Gather all lines containing the string "this" and copy them out.

****************************************

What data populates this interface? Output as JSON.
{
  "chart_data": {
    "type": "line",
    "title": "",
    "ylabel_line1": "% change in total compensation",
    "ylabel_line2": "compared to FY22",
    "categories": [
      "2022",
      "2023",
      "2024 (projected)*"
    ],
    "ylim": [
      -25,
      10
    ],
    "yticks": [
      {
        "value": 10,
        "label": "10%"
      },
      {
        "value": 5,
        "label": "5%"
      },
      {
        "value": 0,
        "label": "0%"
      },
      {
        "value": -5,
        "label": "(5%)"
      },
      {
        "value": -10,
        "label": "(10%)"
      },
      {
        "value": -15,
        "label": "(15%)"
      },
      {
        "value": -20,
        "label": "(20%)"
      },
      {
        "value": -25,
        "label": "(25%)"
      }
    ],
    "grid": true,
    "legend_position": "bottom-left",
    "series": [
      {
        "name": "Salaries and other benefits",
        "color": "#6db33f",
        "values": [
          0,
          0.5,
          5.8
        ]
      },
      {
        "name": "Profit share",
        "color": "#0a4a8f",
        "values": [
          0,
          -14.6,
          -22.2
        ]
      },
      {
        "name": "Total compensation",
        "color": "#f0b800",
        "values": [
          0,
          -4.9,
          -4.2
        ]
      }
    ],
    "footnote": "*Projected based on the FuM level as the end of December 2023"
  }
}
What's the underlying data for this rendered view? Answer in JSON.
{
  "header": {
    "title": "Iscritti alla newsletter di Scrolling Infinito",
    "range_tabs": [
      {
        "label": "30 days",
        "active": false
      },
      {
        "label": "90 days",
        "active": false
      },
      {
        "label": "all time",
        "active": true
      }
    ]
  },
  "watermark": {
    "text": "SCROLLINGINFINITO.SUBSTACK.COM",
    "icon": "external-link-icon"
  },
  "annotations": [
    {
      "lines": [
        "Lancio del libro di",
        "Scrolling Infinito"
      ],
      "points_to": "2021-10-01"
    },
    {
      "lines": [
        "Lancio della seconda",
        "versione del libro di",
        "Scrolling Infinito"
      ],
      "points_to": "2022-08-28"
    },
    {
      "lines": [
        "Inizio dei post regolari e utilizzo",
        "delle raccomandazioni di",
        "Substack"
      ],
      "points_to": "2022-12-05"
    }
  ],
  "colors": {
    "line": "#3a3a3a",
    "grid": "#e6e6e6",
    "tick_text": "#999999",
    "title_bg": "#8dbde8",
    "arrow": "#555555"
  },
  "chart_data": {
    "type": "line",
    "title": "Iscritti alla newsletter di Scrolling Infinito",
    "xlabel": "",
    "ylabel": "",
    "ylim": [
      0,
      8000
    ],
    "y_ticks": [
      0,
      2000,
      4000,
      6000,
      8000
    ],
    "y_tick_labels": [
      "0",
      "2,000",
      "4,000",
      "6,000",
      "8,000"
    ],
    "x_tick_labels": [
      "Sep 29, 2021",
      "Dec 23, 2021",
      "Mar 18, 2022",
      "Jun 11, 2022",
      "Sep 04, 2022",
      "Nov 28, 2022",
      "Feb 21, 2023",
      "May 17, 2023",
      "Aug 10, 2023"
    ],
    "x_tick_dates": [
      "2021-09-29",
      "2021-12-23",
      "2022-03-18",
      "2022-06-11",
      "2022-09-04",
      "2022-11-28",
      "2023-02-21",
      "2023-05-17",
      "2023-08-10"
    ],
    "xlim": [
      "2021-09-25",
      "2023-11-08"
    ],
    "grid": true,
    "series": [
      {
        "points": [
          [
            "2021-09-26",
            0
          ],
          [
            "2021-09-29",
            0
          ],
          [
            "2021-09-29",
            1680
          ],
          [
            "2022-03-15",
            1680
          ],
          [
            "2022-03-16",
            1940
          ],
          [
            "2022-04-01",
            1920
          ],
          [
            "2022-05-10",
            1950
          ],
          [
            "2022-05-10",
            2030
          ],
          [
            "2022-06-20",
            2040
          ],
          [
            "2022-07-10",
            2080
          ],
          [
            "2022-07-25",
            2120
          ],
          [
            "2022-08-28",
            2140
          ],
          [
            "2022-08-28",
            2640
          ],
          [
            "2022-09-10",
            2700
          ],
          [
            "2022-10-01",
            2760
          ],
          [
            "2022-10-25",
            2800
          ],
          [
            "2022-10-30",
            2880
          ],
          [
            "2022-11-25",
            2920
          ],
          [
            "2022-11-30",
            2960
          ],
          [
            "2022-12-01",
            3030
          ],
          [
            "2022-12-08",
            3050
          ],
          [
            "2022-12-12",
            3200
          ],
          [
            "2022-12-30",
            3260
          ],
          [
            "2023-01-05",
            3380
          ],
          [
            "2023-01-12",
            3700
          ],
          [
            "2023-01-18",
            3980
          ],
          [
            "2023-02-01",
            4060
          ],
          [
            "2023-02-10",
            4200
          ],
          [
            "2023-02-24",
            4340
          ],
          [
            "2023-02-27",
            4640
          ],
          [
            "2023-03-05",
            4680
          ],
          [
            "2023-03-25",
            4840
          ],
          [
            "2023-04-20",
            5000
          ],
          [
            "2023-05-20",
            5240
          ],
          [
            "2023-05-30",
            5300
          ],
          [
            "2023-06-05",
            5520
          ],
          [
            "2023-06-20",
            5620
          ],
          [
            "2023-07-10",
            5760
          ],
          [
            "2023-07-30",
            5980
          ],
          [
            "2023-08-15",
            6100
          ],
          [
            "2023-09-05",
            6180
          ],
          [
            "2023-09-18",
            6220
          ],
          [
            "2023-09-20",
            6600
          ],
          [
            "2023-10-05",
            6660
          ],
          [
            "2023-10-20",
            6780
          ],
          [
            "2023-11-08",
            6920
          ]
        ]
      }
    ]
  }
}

****************************************

→ **Response below**:
What data populates this interface? Output as JSON.
What's the underlying data for this rendered view? Answer in JSON.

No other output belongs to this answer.